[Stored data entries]

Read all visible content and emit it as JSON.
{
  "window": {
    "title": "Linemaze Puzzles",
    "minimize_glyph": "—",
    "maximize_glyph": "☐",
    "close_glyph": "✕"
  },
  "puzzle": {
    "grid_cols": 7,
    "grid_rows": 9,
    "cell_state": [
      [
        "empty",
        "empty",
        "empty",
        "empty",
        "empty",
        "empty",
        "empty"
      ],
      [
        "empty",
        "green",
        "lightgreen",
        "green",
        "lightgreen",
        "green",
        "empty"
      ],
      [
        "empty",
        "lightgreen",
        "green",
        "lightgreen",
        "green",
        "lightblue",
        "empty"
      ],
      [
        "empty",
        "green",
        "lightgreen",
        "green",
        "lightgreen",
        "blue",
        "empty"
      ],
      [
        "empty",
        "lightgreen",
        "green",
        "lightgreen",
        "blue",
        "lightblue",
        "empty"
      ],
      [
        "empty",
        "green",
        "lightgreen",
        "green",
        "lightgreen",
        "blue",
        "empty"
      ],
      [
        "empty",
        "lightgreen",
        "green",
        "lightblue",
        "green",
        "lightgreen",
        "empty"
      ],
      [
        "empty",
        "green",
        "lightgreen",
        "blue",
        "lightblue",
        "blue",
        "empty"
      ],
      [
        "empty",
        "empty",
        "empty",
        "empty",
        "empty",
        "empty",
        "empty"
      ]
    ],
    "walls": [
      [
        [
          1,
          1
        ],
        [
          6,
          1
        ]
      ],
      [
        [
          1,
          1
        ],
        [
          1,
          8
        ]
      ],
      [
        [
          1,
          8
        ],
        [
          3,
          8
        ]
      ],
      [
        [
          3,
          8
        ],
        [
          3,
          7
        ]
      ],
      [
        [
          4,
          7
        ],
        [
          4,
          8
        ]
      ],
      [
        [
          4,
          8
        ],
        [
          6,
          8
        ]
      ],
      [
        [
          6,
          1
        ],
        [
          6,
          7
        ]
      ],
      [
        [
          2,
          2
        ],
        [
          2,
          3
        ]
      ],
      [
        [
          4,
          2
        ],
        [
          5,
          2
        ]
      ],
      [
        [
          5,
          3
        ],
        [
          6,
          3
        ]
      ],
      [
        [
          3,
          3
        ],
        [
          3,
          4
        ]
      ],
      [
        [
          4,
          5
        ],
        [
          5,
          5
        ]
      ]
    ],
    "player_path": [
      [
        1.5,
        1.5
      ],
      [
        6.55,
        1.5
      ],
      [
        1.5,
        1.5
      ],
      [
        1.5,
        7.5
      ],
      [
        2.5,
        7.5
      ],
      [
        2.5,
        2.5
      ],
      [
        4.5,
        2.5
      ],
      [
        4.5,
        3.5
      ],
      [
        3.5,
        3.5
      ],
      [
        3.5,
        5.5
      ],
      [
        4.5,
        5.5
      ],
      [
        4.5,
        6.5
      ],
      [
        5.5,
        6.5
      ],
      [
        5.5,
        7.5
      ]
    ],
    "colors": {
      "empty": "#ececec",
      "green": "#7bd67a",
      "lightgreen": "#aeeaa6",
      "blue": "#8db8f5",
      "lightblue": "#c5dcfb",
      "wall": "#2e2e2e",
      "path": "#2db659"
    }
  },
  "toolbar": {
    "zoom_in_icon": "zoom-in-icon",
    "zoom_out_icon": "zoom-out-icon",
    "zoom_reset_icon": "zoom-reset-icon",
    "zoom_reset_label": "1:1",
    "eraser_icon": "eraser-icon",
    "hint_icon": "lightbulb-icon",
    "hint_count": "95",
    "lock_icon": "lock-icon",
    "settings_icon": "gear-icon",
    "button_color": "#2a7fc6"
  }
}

**GOAL:** Please reproduce each record precisely as written.

**SOLUTION TO THIS EXERCISE:**
Read all visible content and emit it as JSON.
{
  "window": {
    "title": "Linemaze Puzzles",
    "minimize_glyph": "—",
    "maximize_glyph": "☐",
    "close_glyph": "✕"
  },
  "puzzle": {
    "grid_cols": 7,
    "grid_rows": 9,
    "cell_state": [
      [
        "empty",
        "empty",
        "empty",
        "empty",
        "empty",
        "empty",
        "empty"
      ],
      [
        "empty",
        "green",
        "lightgreen",
        "green",
        "lightgreen",
        "green",
        "empty"
      ],
      [
        "empty",
        "lightgreen",
        "green",
        "lightgreen",
        "green",
        "lightblue",
        "empty"
      ],
      [
        "empty",
        "green",
        "lightgreen",
        "green",
        "lightgreen",
        "blue",
        "empty"
      ],
      [
        "empty",
        "lightgreen",
        "green",
        "lightgreen",
        "blue",
        "lightblue",
        "empty"
      ],
      [
        "empty",
        "green",
        "lightgreen",
        "green",
        "lightgreen",
        "blue",
        "empty"
      ],
      [
        "empty",
        "lightgreen",
        "green",
        "lightblue",
        "green",
        "lightgreen",
        "empty"
      ],
      [
        "empty",
        "green",
        "lightgreen",
        "blue",
        "lightblue",
        "blue",
        "empty"
      ],
      [
        "empty",
        "empty",
        "empty",
        "empty",
        "empty",
        "empty",
        "empty"
      ]
    ],
    "walls": [
      [
        [
          1,
          1
        ],
        [
          6,
          1
        ]
      ],
      [
        [
          1,
          1
        ],
        [
          1,
          8
        ]
      ],
      [
        [
          1,
          8
        ],
        [
          3,
          8
        ]
      ],
      [
        [
          3,
          8
        ],
        [
          3,
          7
        ]
      ],
      [
        [
          4,
          7
        ],
        [
          4,
          8
        ]
      ],
      [
        [
          4,
          8
        ],
        [
          6,
          8
        ]
      ],
      [
        [
          6,
          1
        ],
        [
          6,
          7
        ]
      ],
      [
        [
          2,
          2
        ],
        [
          2,
          3
        ]
      ],
      [
        [
          4,
          2
        ],
        [
          5,
          2
        ]
      ],
      [
        [
          5,
          3
        ],
        [
          6,
          3
        ]
      ],
      [
        [
          3,
          3
        ],
        [
          3,
          4
        ]
      ],
      [
        [
          4,
          5
        ],
        [
          5,
          5
        ]
      ]
    ],
    "player_path": [
      [
        1.5,
        1.5
      ],
      [
        6.55,
        1.5
      ],
      [
        1.5,
        1.5
      ],
      [
        1.5,
        7.5
      ],
      [
        2.5,
        7.5
      ],
      [
        2.5,
        2.5
      ],
      [
        4.5,
        2.5
      ],
      [
        4.5,
        3.5
      ],
      [
        3.5,
        3.5
      ],
      [
        3.5,
        5.5
      ],
      [
        4.5,
        5.5
      ],
      [
        4.5,
        6.5
      ],
      [
        5.5,
        6.5
      ],
      [
        5.5,
        7.5
      ]
    ],
    "colors": {
      "empty": "#ececec",
      "green": "#7bd67a",
      "lightgreen": "#aeeaa6",
      "blue": "#8db8f5",
      "lightblue": "#c5dcfb",
      "wall": "#2e2e2e",
      "path": "#2db659"
    }
  },
  "toolbar": {
    "zoom_in_icon": "zoom-in-icon",
    "zoom_out_icon": "zoom-out-icon",
    "zoom_reset_icon": "zoom-reset-icon",
    "zoom_reset_label": "1:1",
    "eraser_icon": "eraser-icon",
    "hint_icon": "lightbulb-icon",
    "hint_count": "95",
    "lock_icon": "lock-icon",
    "settings_icon": "gear-icon",
    "button_color": "#2a7fc6"
  }
}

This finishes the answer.